Exercise description: Show all lines from the listing below that contain "qilaman".

Extracted information:
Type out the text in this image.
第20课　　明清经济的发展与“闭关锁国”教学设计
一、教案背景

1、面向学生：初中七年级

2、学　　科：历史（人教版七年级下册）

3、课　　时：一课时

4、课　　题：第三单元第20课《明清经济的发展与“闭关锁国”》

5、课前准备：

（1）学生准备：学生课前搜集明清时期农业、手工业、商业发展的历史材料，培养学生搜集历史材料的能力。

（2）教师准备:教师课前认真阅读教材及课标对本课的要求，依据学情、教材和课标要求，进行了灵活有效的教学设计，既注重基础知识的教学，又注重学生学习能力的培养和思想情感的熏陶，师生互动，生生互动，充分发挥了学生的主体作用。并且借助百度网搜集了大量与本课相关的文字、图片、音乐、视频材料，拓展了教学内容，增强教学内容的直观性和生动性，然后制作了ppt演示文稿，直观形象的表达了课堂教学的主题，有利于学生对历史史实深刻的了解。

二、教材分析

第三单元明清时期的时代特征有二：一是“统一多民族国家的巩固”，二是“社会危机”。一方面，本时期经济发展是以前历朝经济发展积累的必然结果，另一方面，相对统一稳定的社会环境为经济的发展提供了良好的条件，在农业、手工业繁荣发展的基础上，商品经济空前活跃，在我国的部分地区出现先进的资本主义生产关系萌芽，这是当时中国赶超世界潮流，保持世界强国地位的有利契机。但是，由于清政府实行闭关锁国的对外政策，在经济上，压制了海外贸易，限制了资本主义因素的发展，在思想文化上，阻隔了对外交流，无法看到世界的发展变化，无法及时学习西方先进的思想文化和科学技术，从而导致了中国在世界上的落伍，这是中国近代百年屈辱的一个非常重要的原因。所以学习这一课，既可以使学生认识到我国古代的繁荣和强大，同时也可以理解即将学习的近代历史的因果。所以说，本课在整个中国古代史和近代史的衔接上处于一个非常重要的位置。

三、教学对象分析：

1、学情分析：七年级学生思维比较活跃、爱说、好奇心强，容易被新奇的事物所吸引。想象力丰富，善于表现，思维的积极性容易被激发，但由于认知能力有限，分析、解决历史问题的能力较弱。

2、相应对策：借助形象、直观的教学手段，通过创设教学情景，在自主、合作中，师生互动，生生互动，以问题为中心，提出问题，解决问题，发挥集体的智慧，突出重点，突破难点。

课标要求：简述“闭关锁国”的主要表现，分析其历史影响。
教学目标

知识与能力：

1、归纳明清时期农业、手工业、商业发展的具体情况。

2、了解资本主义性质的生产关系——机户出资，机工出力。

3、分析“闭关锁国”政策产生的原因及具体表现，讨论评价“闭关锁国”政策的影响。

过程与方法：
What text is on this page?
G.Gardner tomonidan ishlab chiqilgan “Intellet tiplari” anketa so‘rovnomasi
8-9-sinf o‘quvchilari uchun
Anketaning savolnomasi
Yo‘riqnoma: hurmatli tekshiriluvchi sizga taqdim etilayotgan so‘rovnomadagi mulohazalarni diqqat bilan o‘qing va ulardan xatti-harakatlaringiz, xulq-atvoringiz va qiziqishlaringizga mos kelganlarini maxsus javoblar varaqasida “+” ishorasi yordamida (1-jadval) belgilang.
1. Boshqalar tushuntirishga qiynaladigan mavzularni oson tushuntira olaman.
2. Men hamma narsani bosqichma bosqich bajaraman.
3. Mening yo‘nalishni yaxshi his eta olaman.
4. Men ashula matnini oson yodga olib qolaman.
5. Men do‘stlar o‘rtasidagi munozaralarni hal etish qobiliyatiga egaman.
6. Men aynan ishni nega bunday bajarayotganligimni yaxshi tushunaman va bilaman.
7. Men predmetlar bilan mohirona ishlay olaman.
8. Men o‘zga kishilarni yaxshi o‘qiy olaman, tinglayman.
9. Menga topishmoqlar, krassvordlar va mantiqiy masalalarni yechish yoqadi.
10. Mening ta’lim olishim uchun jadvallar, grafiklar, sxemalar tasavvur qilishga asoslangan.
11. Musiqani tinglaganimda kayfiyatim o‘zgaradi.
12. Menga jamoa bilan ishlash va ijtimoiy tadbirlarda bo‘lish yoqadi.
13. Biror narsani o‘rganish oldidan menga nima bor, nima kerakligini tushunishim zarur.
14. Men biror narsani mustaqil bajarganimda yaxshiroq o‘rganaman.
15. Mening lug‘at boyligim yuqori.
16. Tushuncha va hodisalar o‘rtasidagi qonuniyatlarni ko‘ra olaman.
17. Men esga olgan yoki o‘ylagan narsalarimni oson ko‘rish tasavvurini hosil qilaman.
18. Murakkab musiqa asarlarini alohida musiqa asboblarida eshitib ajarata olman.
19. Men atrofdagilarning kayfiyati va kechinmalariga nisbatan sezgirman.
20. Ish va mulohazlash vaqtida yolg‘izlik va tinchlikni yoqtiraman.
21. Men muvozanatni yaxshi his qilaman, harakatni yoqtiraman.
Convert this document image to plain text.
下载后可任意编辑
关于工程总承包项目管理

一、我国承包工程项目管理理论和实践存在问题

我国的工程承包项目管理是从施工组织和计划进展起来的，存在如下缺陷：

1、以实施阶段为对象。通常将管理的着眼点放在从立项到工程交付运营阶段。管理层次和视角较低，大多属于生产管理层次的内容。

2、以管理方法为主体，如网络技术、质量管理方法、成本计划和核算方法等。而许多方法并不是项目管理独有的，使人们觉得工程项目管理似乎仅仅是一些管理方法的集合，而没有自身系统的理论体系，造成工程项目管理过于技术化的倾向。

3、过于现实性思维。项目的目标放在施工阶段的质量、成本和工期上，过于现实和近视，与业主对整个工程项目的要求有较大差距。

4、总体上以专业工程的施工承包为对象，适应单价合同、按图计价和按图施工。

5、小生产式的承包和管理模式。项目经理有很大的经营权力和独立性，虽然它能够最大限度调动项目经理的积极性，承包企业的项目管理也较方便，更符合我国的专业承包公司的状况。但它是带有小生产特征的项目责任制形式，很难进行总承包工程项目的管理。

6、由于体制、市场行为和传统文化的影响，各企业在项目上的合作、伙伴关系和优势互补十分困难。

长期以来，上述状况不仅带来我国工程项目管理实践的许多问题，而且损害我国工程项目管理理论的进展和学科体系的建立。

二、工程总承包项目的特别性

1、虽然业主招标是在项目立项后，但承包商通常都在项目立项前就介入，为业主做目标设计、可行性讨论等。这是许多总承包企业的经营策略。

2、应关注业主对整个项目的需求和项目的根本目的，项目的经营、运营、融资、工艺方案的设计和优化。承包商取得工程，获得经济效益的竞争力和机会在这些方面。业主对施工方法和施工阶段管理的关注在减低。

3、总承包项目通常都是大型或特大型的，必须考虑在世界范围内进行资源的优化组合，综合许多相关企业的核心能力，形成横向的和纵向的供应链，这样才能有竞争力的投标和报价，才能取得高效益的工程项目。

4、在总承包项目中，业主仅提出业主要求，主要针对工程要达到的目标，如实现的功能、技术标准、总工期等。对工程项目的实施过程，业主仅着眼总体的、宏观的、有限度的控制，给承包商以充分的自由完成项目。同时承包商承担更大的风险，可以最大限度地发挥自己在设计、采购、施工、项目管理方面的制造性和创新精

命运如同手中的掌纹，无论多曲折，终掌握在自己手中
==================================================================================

Answer in full:
17. Men esga olgan yoki o‘ylagan narsalarimni oson ko‘rish tasavvurini hosil qilaman.
21. Men muvozanatni yaxshi his qilaman, harakatni yoqtiraman.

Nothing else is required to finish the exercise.